'''
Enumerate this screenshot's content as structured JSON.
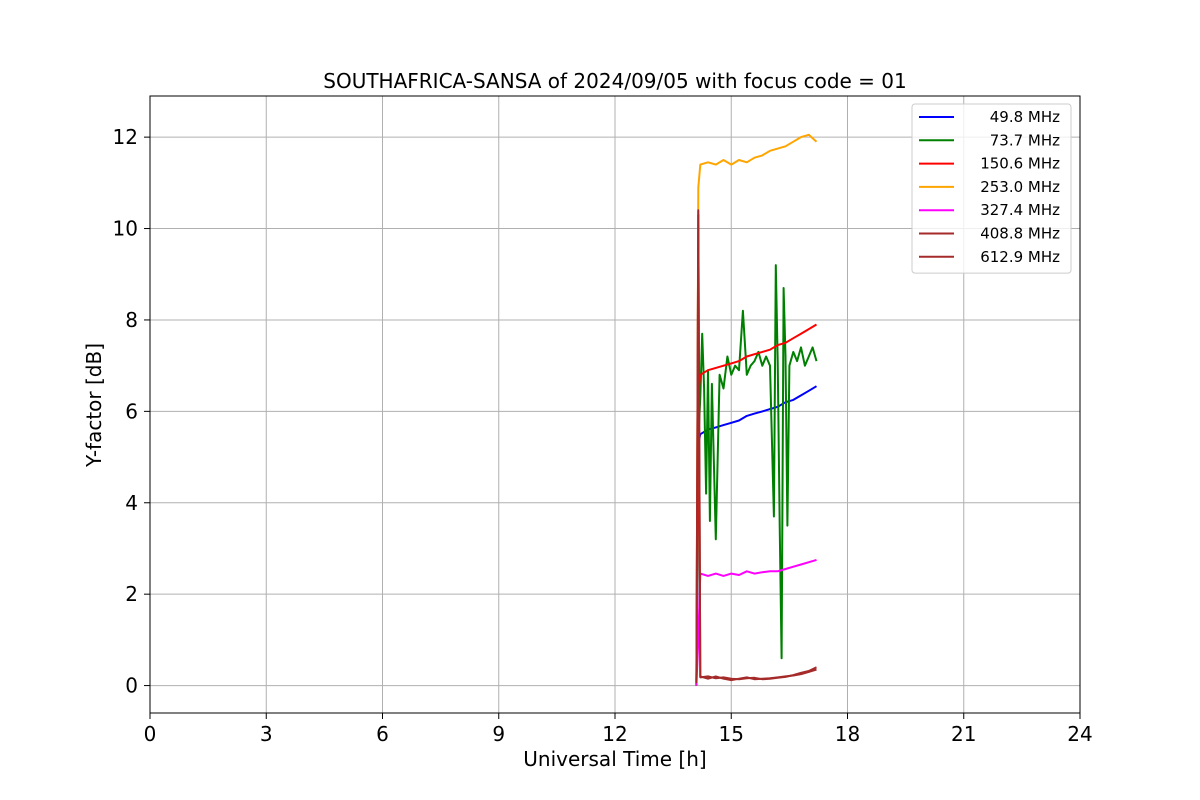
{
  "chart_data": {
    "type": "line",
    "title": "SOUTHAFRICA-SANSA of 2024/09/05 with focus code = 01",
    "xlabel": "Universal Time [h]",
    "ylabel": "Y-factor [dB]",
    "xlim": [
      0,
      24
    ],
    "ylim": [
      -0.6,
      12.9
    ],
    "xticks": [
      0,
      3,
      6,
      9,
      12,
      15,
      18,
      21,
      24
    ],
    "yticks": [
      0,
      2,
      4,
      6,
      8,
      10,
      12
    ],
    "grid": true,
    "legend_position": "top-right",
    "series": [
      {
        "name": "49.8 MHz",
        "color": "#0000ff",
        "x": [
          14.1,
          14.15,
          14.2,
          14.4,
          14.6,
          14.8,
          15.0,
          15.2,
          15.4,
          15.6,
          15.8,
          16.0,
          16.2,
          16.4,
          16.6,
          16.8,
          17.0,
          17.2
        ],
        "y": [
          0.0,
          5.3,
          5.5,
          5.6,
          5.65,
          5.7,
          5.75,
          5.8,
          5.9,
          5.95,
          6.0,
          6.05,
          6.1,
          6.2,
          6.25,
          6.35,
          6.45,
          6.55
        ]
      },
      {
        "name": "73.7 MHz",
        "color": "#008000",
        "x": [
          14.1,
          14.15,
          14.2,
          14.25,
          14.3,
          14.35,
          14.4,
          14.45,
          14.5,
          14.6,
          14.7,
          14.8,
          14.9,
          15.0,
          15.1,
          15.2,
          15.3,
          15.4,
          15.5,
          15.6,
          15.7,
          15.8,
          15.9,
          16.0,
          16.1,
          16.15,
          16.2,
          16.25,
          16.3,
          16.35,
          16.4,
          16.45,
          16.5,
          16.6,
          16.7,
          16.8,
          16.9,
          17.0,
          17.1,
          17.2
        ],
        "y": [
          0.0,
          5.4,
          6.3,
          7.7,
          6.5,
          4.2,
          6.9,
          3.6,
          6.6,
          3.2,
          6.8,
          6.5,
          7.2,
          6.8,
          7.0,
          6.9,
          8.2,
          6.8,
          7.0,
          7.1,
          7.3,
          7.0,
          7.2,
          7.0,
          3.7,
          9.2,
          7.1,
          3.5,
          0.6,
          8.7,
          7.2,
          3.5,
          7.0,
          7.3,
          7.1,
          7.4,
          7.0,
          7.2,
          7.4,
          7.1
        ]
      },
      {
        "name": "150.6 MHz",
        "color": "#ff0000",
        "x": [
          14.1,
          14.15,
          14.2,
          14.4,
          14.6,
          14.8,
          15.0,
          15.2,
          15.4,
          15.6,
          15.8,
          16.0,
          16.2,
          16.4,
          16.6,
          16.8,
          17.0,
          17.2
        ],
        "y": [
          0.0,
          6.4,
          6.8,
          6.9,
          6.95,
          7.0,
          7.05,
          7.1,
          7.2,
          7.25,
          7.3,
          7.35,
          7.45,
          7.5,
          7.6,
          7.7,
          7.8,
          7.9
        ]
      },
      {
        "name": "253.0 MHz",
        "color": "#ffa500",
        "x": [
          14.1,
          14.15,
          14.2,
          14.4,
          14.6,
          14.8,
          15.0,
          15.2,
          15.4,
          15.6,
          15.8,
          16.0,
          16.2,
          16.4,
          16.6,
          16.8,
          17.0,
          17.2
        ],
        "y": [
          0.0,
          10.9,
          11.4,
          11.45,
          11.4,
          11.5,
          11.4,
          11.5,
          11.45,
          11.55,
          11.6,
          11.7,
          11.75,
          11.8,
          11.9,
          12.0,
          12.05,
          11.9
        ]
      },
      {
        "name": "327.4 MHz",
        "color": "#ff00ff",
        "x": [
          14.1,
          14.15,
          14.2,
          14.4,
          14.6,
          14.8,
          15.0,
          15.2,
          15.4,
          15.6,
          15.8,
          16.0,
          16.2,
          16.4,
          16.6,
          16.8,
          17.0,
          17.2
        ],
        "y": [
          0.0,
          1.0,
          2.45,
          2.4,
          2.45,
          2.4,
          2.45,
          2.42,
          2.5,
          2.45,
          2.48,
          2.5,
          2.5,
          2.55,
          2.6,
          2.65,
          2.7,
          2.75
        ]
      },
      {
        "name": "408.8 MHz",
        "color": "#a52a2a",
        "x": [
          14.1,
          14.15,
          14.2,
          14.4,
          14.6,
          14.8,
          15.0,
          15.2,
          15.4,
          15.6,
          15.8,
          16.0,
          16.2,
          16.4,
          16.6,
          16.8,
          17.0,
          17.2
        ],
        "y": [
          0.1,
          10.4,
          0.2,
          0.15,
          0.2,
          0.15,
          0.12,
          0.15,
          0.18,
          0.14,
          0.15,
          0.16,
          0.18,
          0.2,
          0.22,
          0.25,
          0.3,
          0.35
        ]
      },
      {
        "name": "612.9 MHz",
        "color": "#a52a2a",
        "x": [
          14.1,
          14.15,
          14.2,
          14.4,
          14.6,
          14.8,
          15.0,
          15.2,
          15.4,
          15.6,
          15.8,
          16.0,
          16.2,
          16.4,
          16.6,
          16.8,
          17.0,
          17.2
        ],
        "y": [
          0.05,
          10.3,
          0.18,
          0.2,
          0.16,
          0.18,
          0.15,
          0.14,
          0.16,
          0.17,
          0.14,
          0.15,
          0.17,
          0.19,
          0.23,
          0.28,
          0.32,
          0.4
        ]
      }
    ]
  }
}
'''
- **GIVEN EXERCISE**
List all lines where "color" occurs.

- **ANSWER BELOW**
        "color": "#0000ff",
        "color": "#008000",
        "color": "#ff0000",
        "color": "#ffa500",
        "color": "#ff00ff",
        "color": "#a52a2a",
        "color": "#a52a2a",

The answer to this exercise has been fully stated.